__STATED EXERCISE__: Entries follow. Set all of them down as they stand.

=== DATA SHOWN ===

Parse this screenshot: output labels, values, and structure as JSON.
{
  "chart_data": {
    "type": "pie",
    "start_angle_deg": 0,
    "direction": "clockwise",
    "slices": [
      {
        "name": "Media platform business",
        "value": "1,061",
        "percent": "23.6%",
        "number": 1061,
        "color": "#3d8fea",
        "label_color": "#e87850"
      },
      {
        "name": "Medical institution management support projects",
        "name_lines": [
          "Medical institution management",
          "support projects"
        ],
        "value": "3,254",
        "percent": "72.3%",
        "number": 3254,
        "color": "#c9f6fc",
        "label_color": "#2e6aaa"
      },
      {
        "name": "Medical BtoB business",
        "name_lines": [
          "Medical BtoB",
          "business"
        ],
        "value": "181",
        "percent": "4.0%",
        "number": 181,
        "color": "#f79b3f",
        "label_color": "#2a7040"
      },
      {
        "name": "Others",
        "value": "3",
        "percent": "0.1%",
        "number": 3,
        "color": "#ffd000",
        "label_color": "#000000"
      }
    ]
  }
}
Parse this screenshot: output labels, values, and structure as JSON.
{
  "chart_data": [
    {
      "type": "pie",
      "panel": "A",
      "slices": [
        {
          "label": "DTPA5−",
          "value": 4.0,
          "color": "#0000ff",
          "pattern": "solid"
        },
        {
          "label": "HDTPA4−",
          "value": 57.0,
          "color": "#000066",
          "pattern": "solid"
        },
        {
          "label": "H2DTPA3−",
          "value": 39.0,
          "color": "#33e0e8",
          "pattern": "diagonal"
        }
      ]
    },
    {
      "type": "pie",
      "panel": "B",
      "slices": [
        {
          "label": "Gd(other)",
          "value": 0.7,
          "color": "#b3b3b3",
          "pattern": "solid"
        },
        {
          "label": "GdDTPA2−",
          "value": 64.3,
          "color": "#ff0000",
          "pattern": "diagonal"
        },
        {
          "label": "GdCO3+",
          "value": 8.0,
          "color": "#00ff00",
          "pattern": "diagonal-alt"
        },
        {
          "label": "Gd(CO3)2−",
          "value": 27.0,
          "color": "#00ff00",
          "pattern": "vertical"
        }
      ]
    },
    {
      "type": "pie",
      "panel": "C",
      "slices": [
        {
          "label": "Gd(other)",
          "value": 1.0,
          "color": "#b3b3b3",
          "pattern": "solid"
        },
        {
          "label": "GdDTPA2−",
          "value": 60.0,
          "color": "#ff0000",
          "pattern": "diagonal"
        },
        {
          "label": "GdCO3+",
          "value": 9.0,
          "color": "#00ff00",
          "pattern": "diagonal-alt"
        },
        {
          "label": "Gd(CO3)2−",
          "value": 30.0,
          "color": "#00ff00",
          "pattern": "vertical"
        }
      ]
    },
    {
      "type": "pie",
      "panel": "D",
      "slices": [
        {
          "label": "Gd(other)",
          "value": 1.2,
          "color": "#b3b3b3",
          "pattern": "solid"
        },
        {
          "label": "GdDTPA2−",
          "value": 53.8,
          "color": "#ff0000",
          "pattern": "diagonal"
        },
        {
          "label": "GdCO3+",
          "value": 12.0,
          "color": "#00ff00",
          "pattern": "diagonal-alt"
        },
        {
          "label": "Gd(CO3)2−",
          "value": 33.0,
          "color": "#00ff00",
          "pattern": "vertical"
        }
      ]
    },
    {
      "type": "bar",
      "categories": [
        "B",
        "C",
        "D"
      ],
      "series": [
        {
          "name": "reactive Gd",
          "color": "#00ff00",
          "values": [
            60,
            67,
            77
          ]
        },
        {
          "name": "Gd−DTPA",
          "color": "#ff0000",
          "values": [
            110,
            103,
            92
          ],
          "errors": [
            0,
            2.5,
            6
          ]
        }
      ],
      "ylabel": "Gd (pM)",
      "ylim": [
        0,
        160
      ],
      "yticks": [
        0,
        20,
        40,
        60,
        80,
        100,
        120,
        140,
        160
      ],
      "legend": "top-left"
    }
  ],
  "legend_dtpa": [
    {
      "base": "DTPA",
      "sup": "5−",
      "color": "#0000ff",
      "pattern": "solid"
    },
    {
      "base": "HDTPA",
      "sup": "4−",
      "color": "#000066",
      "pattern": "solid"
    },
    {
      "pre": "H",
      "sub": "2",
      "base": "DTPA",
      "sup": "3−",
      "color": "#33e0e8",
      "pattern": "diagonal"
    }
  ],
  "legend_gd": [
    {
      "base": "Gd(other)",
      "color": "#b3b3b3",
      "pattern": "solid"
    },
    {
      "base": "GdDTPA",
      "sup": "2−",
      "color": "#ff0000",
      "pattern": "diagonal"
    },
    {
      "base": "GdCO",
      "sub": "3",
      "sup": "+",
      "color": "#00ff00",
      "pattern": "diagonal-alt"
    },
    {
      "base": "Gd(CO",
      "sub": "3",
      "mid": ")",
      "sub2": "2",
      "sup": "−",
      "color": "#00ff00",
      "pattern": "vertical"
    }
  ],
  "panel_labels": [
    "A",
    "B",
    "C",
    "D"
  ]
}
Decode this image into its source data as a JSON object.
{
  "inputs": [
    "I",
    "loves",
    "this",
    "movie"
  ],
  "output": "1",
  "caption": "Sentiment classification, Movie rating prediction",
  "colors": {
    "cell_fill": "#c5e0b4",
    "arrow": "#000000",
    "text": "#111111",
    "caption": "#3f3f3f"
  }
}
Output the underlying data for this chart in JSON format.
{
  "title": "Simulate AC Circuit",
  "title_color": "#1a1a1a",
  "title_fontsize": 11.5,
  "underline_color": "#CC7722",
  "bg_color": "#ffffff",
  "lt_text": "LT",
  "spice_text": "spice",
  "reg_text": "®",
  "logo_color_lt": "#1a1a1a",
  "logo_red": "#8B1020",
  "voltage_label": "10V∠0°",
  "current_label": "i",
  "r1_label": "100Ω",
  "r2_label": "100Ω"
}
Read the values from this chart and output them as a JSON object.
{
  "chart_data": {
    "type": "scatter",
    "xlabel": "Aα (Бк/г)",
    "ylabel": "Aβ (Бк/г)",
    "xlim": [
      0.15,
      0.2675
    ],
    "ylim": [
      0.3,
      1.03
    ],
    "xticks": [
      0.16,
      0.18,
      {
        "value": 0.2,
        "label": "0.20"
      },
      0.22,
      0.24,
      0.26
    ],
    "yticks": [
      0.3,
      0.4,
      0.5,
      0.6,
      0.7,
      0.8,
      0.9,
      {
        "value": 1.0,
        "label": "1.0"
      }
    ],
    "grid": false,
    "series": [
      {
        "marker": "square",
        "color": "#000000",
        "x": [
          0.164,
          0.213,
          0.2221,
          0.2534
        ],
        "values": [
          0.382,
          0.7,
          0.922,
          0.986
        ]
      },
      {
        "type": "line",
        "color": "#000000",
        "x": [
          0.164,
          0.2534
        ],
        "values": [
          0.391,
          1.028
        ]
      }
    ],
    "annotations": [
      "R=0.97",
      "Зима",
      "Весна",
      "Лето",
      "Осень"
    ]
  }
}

===

__SOLUTION FOR THIS EXERCISE__:
Parse this screenshot: output labels, values, and structure as JSON.
{
  "chart_data": {
    "type": "pie",
    "start_angle_deg": 0,
    "direction": "clockwise",
    "slices": [
      {
        "name": "Media platform business",
        "value": "1,061",
        "percent": "23.6%",
        "number": 1061,
        "color": "#3d8fea",
        "label_color": "#e87850"
      },
      {
        "name": "Medical institution management support projects",
        "name_lines": [
          "Medical institution management",
          "support projects"
        ],
        "value": "3,254",
        "percent": "72.3%",
        "number": 3254,
        "color": "#c9f6fc",
        "label_color": "#2e6aaa"
      },
      {
        "name": "Medical BtoB business",
        "name_lines": [
          "Medical BtoB",
          "business"
        ],
        "value": "181",
        "percent": "4.0%",
        "number": 181,
        "color": "#f79b3f",
        "label_color": "#2a7040"
      },
      {
        "name": "Others",
        "value": "3",
        "percent": "0.1%",
        "number": 3,
        "color": "#ffd000",
        "label_color": "#000000"
      }
    ]
  }
}
Parse this screenshot: output labels, values, and structure as JSON.
{
  "chart_data": [
    {
      "type": "pie",
      "panel": "A",
      "slices": [
        {
          "label": "DTPA5−",
          "value": 4.0,
          "color": "#0000ff",
          "pattern": "solid"
        },
        {
          "label": "HDTPA4−",
          "value": 57.0,
          "color": "#000066",
          "pattern": "solid"
        },
        {
          "label": "H2DTPA3−",
          "value": 39.0,
          "color": "#33e0e8",
          "pattern": "diagonal"
        }
      ]
    },
    {
      "type": "pie",
      "panel": "B",
      "slices": [
        {
          "label": "Gd(other)",
          "value": 0.7,
          "color": "#b3b3b3",
          "pattern": "solid"
        },
        {
          "label": "GdDTPA2−",
          "value": 64.3,
          "color": "#ff0000",
          "pattern": "diagonal"
        },
        {
          "label": "GdCO3+",
          "value": 8.0,
          "color": "#00ff00",
          "pattern": "diagonal-alt"
        },
        {
          "label": "Gd(CO3)2−",
          "value": 27.0,
          "color": "#00ff00",
          "pattern": "vertical"
        }
      ]
    },
    {
      "type": "pie",
      "panel": "C",
      "slices": [
        {
          "label": "Gd(other)",
          "value": 1.0,
          "color": "#b3b3b3",
          "pattern": "solid"
        },
        {
          "label": "GdDTPA2−",
          "value": 60.0,
          "color": "#ff0000",
          "pattern": "diagonal"
        },
        {
          "label": "GdCO3+",
          "value": 9.0,
          "color": "#00ff00",
          "pattern": "diagonal-alt"
        },
        {
          "label": "Gd(CO3)2−",
          "value": 30.0,
          "color": "#00ff00",
          "pattern": "vertical"
        }
      ]
    },
    {
      "type": "pie",
      "panel": "D",
      "slices": [
        {
          "label": "Gd(other)",
          "value": 1.2,
          "color": "#b3b3b3",
          "pattern": "solid"
        },
        {
          "label": "GdDTPA2−",
          "value": 53.8,
          "color": "#ff0000",
          "pattern": "diagonal"
        },
        {
          "label": "GdCO3+",
          "value": 12.0,
          "color": "#00ff00",
          "pattern": "diagonal-alt"
        },
        {
          "label": "Gd(CO3)2−",
          "value": 33.0,
          "color": "#00ff00",
          "pattern": "vertical"
        }
      ]
    },
    {
      "type": "bar",
      "categories": [
        "B",
        "C",
        "D"
      ],
      "series": [
        {
          "name": "reactive Gd",
          "color": "#00ff00",
          "values": [
            60,
            67,
            77
          ]
        },
        {
          "name": "Gd−DTPA",
          "color": "#ff0000",
          "values": [
            110,
            103,
            92
          ],
          "errors": [
            0,
            2.5,
            6
          ]
        }
      ],
      "ylabel": "Gd (pM)",
      "ylim": [
        0,
        160
      ],
      "yticks": [
        0,
        20,
        40,
        60,
        80,
        100,
        120,
        140,
        160
      ],
      "legend": "top-left"
    }
  ],
  "legend_dtpa": [
    {
      "base": "DTPA",
      "sup": "5−",
      "color": "#0000ff",
      "pattern": "solid"
    },
    {
      "base": "HDTPA",
      "sup": "4−",
      "color": "#000066",
      "pattern": "solid"
    },
    {
      "pre": "H",
      "sub": "2",
      "base": "DTPA",
      "sup": "3−",
      "color": "#33e0e8",
      "pattern": "diagonal"
    }
  ],
  "legend_gd": [
    {
      "base": "Gd(other)",
      "color": "#b3b3b3",
      "pattern": "solid"
    },
    {
      "base": "GdDTPA",
      "sup": "2−",
      "color": "#ff0000",
      "pattern": "diagonal"
    },
    {
      "base": "GdCO",
      "sub": "3",
      "sup": "+",
      "color": "#00ff00",
      "pattern": "diagonal-alt"
    },
    {
      "base": "Gd(CO",
      "sub": "3",
      "mid": ")",
      "sub2": "2",
      "sup": "−",
      "color": "#00ff00",
      "pattern": "vertical"
    }
  ],
  "panel_labels": [
    "A",
    "B",
    "C",
    "D"
  ]
}
Decode this image into its source data as a JSON object.
{
  "inputs": [
    "I",
    "loves",
    "this",
    "movie"
  ],
  "output": "1",
  "caption": "Sentiment classification, Movie rating prediction",
  "colors": {
    "cell_fill": "#c5e0b4",
    "arrow": "#000000",
    "text": "#111111",
    "caption": "#3f3f3f"
  }
}
Output the underlying data for this chart in JSON format.
{
  "title": "Simulate AC Circuit",
  "title_color": "#1a1a1a",
  "title_fontsize": 11.5,
  "underline_color": "#CC7722",
  "bg_color": "#ffffff",
  "lt_text": "LT",
  "spice_text": "spice",
  "reg_text": "®",
  "logo_color_lt": "#1a1a1a",
  "logo_red": "#8B1020",
  "voltage_label": "10V∠0°",
  "current_label": "i",
  "r1_label": "100Ω",
  "r2_label": "100Ω"
}
Read the values from this chart and output them as a JSON object.
{
  "chart_data": {
    "type": "scatter",
    "xlabel": "Aα (Бк/г)",
    "ylabel": "Aβ (Бк/г)",
    "xlim": [
      0.15,
      0.2675
    ],
    "ylim": [
      0.3,
      1.03
    ],
    "xticks": [
      0.16,
      0.18,
      {
        "value": 0.2,
        "label": "0.20"
      },
      0.22,
      0.24,
      0.26
    ],
    "yticks": [
      0.3,
      0.4,
      0.5,
      0.6,
      0.7,
      0.8,
      0.9,
      {
        "value": 1.0,
        "label": "1.0"
      }
    ],
    "grid": false,
    "series": [
      {
        "marker": "square",
        "color": "#000000",
        "x": [
          0.164,
          0.213,
          0.2221,
          0.2534
        ],
        "values": [
          0.382,
          0.7,
          0.922,
          0.986
        ]
      },
      {
        "type": "line",
        "color": "#000000",
        "x": [
          0.164,
          0.2534
        ],
        "values": [
          0.391,
          1.028
        ]
      }
    ],
    "annotations": [
      "R=0.97",
      "Зима",
      "Весна",
      "Лето",
      "Осень"
    ]
  }
}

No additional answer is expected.